╭─ Provided information

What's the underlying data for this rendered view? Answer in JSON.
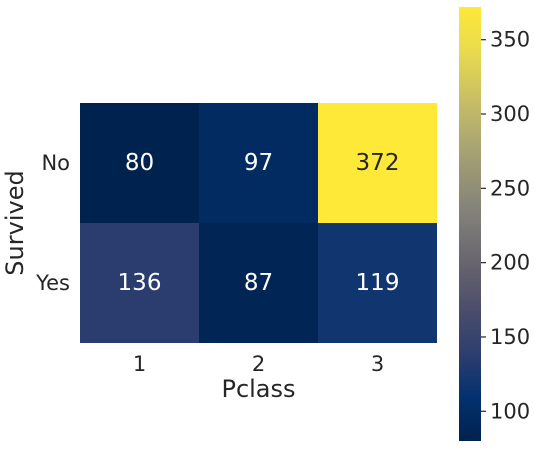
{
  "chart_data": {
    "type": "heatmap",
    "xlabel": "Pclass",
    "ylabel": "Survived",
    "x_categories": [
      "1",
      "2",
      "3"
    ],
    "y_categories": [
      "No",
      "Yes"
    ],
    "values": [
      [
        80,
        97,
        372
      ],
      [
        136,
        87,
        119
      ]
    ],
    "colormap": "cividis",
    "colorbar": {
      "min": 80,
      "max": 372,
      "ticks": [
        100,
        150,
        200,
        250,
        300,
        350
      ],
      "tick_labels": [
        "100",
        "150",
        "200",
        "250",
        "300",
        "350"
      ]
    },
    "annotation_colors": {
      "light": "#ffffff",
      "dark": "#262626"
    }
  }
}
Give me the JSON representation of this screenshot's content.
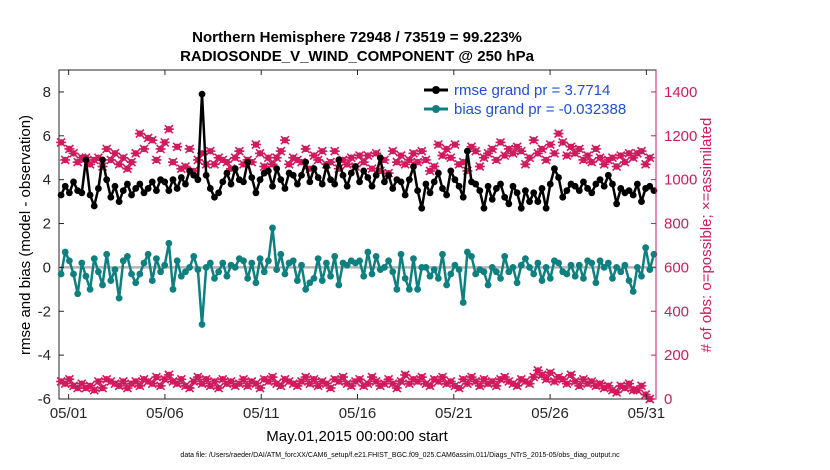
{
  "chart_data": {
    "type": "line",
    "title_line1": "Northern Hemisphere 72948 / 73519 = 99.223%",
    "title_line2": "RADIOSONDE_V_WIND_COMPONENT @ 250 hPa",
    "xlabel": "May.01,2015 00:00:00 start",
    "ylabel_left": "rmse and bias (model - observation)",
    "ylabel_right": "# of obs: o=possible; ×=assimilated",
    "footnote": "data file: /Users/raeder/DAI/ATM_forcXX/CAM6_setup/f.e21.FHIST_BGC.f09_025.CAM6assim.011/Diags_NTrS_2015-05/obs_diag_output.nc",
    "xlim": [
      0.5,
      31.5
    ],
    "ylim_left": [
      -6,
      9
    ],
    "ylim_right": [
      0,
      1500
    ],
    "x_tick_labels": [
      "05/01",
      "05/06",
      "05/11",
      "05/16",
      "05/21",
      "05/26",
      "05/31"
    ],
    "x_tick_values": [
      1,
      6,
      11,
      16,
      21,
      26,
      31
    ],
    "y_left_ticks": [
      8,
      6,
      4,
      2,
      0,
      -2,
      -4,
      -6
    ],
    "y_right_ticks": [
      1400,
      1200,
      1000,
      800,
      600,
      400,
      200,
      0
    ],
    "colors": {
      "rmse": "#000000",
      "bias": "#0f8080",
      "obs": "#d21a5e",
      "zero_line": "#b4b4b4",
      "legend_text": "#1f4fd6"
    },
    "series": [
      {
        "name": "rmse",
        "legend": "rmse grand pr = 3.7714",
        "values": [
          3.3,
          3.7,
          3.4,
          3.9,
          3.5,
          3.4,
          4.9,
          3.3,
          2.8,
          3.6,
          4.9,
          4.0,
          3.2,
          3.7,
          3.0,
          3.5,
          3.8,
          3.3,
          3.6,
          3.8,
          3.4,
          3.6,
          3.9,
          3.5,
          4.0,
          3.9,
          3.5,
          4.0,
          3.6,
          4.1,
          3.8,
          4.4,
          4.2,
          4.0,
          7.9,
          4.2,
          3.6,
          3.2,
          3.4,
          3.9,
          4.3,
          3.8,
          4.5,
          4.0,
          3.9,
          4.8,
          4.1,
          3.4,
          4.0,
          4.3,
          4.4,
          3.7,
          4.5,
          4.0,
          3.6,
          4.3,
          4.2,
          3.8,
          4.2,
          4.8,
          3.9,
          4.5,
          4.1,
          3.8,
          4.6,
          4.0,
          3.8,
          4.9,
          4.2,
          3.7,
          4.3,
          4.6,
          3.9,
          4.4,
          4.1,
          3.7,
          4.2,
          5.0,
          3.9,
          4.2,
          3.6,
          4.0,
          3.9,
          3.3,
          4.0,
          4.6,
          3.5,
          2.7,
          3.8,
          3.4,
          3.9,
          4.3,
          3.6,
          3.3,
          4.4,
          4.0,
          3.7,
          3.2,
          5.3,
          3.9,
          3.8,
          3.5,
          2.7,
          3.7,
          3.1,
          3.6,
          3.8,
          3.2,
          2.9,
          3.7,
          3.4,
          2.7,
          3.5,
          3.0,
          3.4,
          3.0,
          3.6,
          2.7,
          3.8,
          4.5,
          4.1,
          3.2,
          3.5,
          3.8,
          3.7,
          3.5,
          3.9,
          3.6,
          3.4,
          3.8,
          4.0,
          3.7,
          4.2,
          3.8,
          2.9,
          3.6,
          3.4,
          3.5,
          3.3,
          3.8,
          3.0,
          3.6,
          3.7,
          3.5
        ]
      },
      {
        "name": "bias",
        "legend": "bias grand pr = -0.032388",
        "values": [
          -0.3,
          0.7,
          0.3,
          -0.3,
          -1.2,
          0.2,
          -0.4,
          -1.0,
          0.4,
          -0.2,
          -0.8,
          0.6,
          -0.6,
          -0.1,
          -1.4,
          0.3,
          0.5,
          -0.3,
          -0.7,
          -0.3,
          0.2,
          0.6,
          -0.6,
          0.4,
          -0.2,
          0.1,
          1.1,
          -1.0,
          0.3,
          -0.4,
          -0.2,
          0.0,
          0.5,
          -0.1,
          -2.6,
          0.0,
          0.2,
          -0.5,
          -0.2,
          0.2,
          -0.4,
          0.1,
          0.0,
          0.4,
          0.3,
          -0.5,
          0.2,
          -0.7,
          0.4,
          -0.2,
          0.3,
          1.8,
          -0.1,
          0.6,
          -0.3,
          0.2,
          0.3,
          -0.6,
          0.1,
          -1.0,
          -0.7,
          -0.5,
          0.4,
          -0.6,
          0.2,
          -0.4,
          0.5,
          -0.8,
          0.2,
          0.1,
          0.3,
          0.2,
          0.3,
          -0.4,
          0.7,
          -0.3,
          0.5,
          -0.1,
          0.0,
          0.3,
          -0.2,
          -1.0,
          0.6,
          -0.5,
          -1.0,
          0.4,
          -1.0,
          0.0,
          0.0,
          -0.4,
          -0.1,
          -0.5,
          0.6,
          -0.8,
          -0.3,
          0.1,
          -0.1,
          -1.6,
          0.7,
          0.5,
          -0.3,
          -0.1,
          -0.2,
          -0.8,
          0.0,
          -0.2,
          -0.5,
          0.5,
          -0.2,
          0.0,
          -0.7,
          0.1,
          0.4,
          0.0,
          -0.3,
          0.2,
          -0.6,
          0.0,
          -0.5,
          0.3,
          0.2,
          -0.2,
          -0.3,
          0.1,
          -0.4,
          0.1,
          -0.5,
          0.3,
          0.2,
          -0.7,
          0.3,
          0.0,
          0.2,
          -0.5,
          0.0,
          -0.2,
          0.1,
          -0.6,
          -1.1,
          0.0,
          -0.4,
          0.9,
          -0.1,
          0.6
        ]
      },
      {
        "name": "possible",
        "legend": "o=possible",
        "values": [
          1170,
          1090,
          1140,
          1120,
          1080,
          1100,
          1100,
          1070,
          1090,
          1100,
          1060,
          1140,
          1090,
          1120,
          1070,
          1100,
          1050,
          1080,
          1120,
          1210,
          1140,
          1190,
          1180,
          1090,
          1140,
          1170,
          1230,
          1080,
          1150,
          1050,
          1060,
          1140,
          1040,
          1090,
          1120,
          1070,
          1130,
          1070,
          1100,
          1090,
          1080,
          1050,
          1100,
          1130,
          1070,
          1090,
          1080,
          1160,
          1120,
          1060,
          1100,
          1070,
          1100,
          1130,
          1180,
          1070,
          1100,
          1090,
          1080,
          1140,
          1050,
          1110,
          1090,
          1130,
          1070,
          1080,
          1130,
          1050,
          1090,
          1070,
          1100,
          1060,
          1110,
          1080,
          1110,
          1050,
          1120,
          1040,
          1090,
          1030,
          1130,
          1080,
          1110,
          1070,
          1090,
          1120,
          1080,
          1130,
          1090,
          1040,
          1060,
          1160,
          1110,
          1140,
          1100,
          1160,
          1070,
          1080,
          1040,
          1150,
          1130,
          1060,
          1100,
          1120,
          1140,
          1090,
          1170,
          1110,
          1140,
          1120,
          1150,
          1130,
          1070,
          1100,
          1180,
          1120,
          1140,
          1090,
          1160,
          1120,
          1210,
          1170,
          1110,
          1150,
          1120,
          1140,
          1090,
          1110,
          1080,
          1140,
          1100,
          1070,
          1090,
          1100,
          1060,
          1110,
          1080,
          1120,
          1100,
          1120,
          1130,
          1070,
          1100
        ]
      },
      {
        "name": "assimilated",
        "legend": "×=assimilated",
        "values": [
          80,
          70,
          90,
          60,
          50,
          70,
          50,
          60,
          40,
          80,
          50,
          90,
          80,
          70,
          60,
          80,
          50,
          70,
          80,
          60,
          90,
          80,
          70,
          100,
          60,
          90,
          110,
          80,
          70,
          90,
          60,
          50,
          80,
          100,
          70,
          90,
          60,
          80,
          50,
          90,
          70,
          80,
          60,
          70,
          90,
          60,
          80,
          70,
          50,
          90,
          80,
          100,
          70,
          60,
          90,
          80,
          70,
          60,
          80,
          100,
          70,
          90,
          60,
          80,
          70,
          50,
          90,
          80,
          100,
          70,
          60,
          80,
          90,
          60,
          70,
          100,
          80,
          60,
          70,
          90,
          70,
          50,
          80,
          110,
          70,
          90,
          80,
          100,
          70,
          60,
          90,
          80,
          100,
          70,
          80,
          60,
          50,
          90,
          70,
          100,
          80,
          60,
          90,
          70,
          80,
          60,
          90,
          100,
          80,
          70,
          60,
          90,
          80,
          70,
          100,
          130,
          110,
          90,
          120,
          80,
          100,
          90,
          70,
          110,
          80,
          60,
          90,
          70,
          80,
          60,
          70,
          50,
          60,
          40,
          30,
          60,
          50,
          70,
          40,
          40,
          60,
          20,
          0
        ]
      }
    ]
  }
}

╰─

# Aim
Copy the lines from the entries above in which the word "bias" appears.

# Output for this exercise
    "ylabel_left": "rmse and bias (model - observation)",
      "bias": "#0f8080",
        "name": "bias",
        "legend": "bias grand pr = -0.032388",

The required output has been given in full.